» PROBLEM DESCRIPTION:
Your task is to repeat the lines below exactly, excluding any pictures they contain.

[Extracted records]
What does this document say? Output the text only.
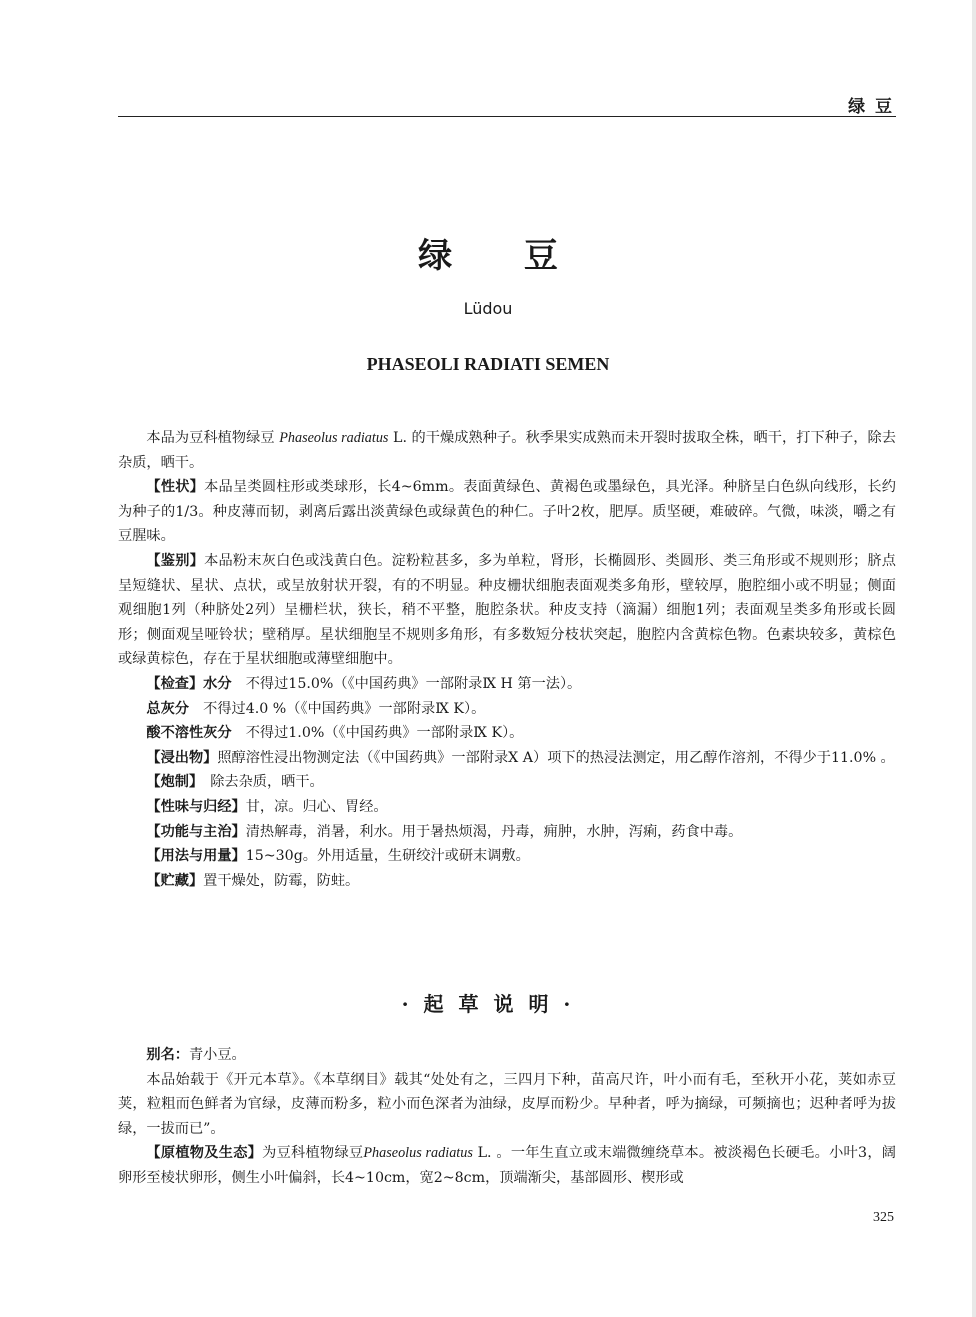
绿 豆
绿 豆
Lüdou
PHASEOLI RADIATI SEMEN

本品为豆科植物绿豆 Phaseolus radiatus L. 的干燥成熟种子。秋季果实成熟而未开裂时拔取全株，晒干，打下种子，除去杂质，晒干。

【性状】本品呈类圆柱形或类球形，长4~6mm。表面黄绿色、黄褐色或墨绿色，具光泽。种脐呈白色纵向线形，长约为种子的1/3。种皮薄而韧，剥离后露出淡黄绿色或绿黄色的种仁。子叶2枚，肥厚。质坚硬，难破碎。气微，味淡，嚼之有豆腥味。

【鉴别】本品粉末灰白色或浅黄白色。淀粉粒甚多，多为单粒，肾形，长椭圆形、类圆形、类三角形或不规则形；脐点呈短缝状、星状、点状，或呈放射状开裂，有的不明显。种皮栅状细胞表面观类多角形，壁较厚，胞腔细小或不明显；侧面观细胞1列（种脐处2列）呈栅栏状，狭长，稍不平整，胞腔条状。种皮支持（滴漏）细胞1列；表面观呈类多角形或长圆形；侧面观呈哑铃状；壁稍厚。星状细胞呈不规则多角形，有多数短分枝状突起，胞腔内含黄棕色物。色素块较多，黄棕色或绿黄棕色，存在于星状细胞或薄壁细胞中。

【检查】水分　不得过15.0%（《中国药典》一部附录Ⅸ H 第一法）。

总灰分　不得过4.0 %（《中国药典》一部附录Ⅸ K）。

酸不溶性灰分　不得过1.0%（《中国药典》一部附录Ⅸ K）。

【浸出物】照醇溶性浸出物测定法（《中国药典》一部附录Ⅹ A）项下的热浸法测定，用乙醇作溶剂，不得少于11.0% 。

【炮制】　除去杂质，晒干。

【性味与归经】甘，凉。归心、胃经。

【功能与主治】清热解毒，消暑，利水。用于暑热烦渴，丹毒，痈肿，水肿，泻痢，药食中毒。

【用法与用量】15~30g。外用适量，生研绞汁或研末调敷。

【贮藏】置干燥处，防霉，防蛀。

· 起 草 说 明 ·

别名：青小豆。

本品始载于《开元本草》。《本草纲目》载其“处处有之，三四月下种，苗高尺许，叶小而有毛，至秋开小花，荚如赤豆荚，粒粗而色鲜者为官绿，皮薄而粉多，粒小而色深者为油绿，皮厚而粉少。早种者，呼为摘绿，可频摘也；迟种者呼为拔绿，一拔而已”。

【原植物及生态】为豆科植物绿豆Phaseolus radiatus L. 。一年生直立或末端微缠绕草本。被淡褐色长硬毛。小叶3，阔卵形至棱状卵形，侧生小叶偏斜，长4~10cm，宽2~8cm，顶端渐尖，基部圆形、楔形或

325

» TASK ANSWER:
What does this document say? Output the text only.
绿 豆
绿 豆
Lüdou
PHASEOLI RADIATI SEMEN

本品为豆科植物绿豆 Phaseolus radiatus L. 的干燥成熟种子。秋季果实成熟而未开裂时拔取全株，晒干，打下种子，除去杂质，晒干。

【性状】本品呈类圆柱形或类球形，长4~6mm。表面黄绿色、黄褐色或墨绿色，具光泽。种脐呈白色纵向线形，长约为种子的1/3。种皮薄而韧，剥离后露出淡黄绿色或绿黄色的种仁。子叶2枚，肥厚。质坚硬，难破碎。气微，味淡，嚼之有豆腥味。

【鉴别】本品粉末灰白色或浅黄白色。淀粉粒甚多，多为单粒，肾形，长椭圆形、类圆形、类三角形或不规则形；脐点呈短缝状、星状、点状，或呈放射状开裂，有的不明显。种皮栅状细胞表面观类多角形，壁较厚，胞腔细小或不明显；侧面观细胞1列（种脐处2列）呈栅栏状，狭长，稍不平整，胞腔条状。种皮支持（滴漏）细胞1列；表面观呈类多角形或长圆形；侧面观呈哑铃状；壁稍厚。星状细胞呈不规则多角形，有多数短分枝状突起，胞腔内含黄棕色物。色素块较多，黄棕色或绿黄棕色，存在于星状细胞或薄壁细胞中。

【检查】水分　不得过15.0%（《中国药典》一部附录Ⅸ H 第一法）。

总灰分　不得过4.0 %（《中国药典》一部附录Ⅸ K）。

酸不溶性灰分　不得过1.0%（《中国药典》一部附录Ⅸ K）。

【浸出物】照醇溶性浸出物测定法（《中国药典》一部附录Ⅹ A）项下的热浸法测定，用乙醇作溶剂，不得少于11.0% 。

【炮制】　除去杂质，晒干。

【性味与归经】甘，凉。归心、胃经。

【功能与主治】清热解毒，消暑，利水。用于暑热烦渴，丹毒，痈肿，水肿，泻痢，药食中毒。

【用法与用量】15~30g。外用适量，生研绞汁或研末调敷。

【贮藏】置干燥处，防霉，防蛀。

· 起 草 说 明 ·

别名：青小豆。

本品始载于《开元本草》。《本草纲目》载其“处处有之，三四月下种，苗高尺许，叶小而有毛，至秋开小花，荚如赤豆荚，粒粗而色鲜者为官绿，皮薄而粉多，粒小而色深者为油绿，皮厚而粉少。早种者，呼为摘绿，可频摘也；迟种者呼为拔绿，一拔而已”。

【原植物及生态】为豆科植物绿豆Phaseolus radiatus L. 。一年生直立或末端微缠绕草本。被淡褐色长硬毛。小叶3，阔卵形至棱状卵形，侧生小叶偏斜，长4~10cm，宽2~8cm，顶端渐尖，基部圆形、楔形或

325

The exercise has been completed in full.